PROBLEM
Determine the count of lines holding the string "numbers". Return only the number.

::: THE INPUT

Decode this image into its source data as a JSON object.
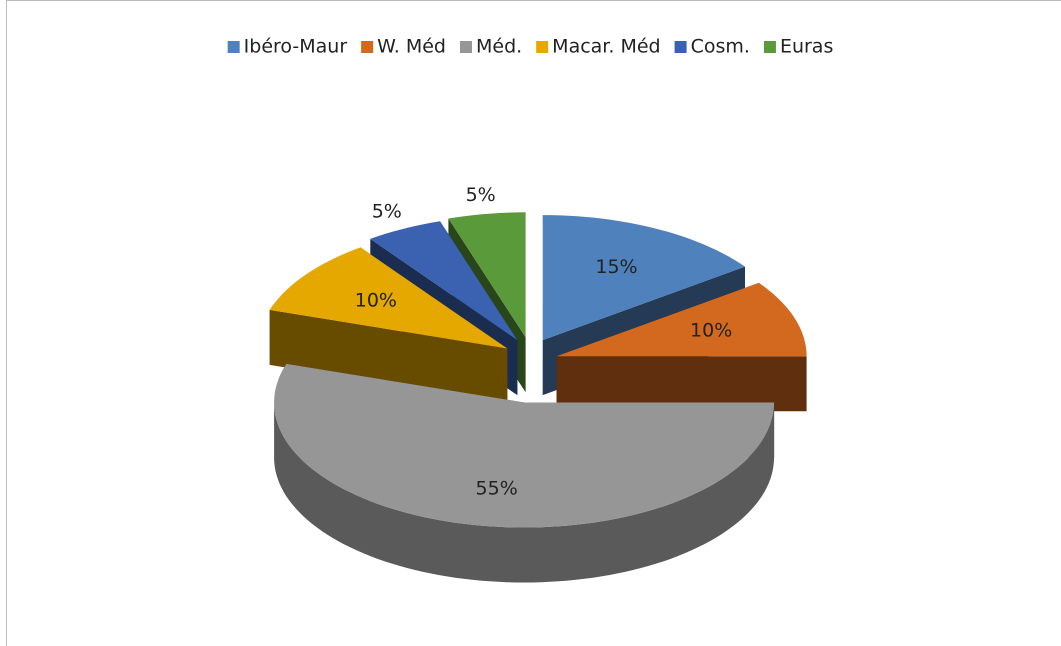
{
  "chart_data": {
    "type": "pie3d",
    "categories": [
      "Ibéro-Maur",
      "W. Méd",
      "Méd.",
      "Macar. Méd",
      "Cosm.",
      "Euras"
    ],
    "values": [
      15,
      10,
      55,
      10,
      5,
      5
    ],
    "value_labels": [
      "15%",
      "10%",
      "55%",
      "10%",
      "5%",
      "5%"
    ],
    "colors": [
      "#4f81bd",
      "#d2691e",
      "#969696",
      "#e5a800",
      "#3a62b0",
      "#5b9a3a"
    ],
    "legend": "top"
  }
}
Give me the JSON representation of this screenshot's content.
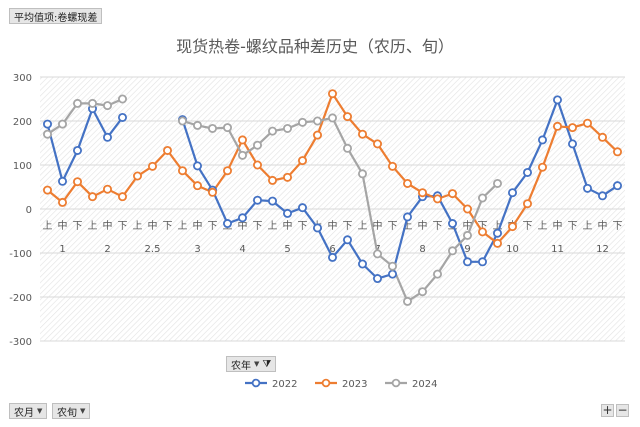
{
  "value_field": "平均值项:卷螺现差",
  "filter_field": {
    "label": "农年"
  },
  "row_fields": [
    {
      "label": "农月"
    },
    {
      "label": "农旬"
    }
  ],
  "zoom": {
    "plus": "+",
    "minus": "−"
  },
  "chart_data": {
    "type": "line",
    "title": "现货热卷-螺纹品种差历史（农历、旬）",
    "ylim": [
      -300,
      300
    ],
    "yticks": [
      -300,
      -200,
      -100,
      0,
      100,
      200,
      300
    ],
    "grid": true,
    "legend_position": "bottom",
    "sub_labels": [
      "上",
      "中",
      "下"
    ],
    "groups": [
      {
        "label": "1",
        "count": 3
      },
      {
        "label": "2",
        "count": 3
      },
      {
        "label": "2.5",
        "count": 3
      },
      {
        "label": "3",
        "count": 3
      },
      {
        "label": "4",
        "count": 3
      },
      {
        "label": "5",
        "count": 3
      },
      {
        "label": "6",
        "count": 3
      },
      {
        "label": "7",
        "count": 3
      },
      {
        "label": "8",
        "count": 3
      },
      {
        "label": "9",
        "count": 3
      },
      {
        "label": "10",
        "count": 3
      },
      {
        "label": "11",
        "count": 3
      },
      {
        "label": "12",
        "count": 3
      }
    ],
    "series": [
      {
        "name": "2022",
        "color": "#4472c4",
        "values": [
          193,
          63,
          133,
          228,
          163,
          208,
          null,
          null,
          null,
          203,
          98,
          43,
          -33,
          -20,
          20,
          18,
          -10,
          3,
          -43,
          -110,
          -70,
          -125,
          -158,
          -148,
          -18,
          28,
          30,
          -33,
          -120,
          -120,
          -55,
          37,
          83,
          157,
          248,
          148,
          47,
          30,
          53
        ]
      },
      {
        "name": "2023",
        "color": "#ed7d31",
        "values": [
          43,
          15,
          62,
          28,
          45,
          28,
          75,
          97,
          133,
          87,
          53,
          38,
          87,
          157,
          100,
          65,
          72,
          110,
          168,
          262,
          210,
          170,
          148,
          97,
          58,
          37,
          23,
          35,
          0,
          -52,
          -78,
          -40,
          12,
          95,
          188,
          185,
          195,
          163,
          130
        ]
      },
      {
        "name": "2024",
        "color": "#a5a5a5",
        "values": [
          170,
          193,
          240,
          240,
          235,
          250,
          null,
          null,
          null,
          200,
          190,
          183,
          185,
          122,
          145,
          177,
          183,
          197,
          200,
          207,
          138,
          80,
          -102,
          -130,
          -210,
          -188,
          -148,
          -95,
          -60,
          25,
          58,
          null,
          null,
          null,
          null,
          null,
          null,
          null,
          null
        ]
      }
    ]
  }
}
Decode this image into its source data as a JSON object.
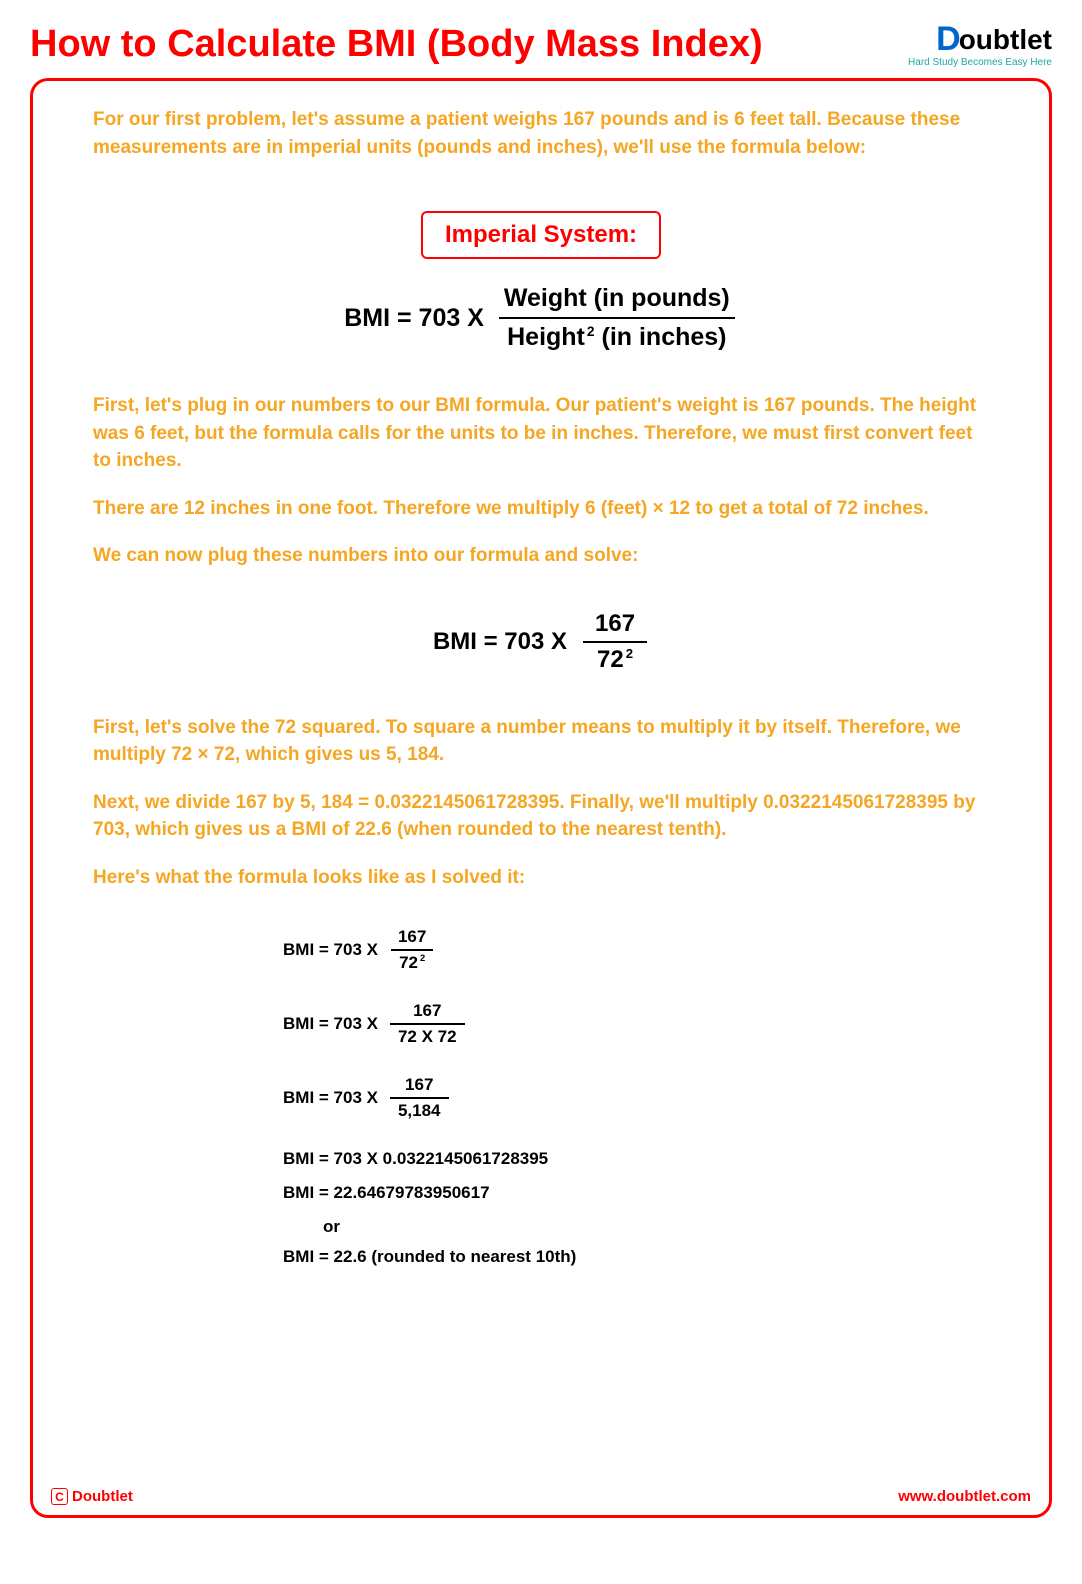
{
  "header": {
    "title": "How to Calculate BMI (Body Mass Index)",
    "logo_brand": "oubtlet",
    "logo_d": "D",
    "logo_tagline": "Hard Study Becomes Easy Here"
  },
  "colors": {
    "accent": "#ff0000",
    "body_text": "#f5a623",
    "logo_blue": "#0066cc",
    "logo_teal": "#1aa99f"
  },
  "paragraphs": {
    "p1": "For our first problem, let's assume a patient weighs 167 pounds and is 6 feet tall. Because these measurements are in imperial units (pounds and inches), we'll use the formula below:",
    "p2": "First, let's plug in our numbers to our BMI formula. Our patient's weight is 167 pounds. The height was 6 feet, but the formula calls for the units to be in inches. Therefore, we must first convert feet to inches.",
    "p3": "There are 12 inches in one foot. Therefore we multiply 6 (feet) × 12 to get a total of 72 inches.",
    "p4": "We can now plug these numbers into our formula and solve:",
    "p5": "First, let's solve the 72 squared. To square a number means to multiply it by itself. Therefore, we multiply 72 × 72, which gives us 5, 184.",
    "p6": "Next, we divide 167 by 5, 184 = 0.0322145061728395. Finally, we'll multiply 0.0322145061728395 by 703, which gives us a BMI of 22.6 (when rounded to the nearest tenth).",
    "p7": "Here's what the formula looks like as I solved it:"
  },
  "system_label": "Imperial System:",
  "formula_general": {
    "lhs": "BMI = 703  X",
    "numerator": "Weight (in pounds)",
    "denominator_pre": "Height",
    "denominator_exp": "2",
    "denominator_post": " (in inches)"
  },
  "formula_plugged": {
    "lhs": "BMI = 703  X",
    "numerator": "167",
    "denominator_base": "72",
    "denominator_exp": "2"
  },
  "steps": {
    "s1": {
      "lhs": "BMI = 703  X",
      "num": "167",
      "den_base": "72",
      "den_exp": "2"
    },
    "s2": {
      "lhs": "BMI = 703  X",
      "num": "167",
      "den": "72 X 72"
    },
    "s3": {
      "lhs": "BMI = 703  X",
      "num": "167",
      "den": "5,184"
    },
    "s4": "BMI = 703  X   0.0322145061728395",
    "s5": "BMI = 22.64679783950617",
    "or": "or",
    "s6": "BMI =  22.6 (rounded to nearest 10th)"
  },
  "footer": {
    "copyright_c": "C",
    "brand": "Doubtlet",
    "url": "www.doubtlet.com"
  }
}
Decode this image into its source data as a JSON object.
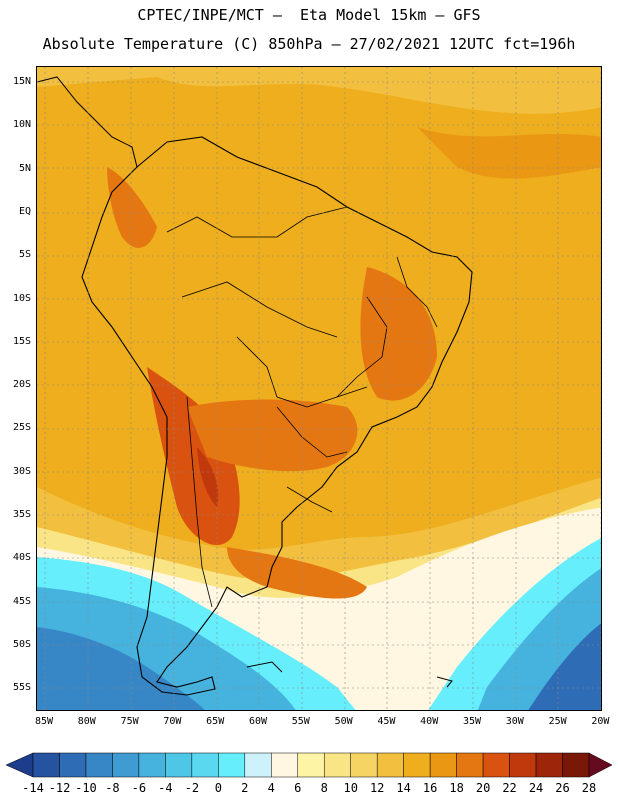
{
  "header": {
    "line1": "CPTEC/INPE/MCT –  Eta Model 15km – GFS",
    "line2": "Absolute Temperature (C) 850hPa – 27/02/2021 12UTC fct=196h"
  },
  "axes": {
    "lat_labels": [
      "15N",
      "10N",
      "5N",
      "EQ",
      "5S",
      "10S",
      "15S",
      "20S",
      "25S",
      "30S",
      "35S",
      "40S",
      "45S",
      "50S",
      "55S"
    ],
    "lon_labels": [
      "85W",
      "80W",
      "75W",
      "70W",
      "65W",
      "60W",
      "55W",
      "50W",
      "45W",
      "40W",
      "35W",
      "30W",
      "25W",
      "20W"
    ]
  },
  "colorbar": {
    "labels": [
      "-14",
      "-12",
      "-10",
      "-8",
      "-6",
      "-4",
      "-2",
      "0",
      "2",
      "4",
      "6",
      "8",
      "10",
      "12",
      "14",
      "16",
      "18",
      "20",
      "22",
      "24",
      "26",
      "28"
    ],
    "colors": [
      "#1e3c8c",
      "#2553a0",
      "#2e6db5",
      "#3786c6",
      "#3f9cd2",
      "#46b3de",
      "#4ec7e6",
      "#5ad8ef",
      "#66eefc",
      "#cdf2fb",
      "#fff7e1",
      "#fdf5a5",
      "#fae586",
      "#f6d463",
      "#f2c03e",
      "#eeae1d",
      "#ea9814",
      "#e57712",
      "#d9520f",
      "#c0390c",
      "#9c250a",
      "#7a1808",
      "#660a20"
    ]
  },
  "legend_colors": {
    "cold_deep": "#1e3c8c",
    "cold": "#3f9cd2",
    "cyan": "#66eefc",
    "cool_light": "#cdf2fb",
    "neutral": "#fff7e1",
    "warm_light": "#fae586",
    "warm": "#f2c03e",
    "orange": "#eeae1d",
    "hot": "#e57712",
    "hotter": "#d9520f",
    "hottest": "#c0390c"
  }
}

::::::

RESULT OF THIS TASK
2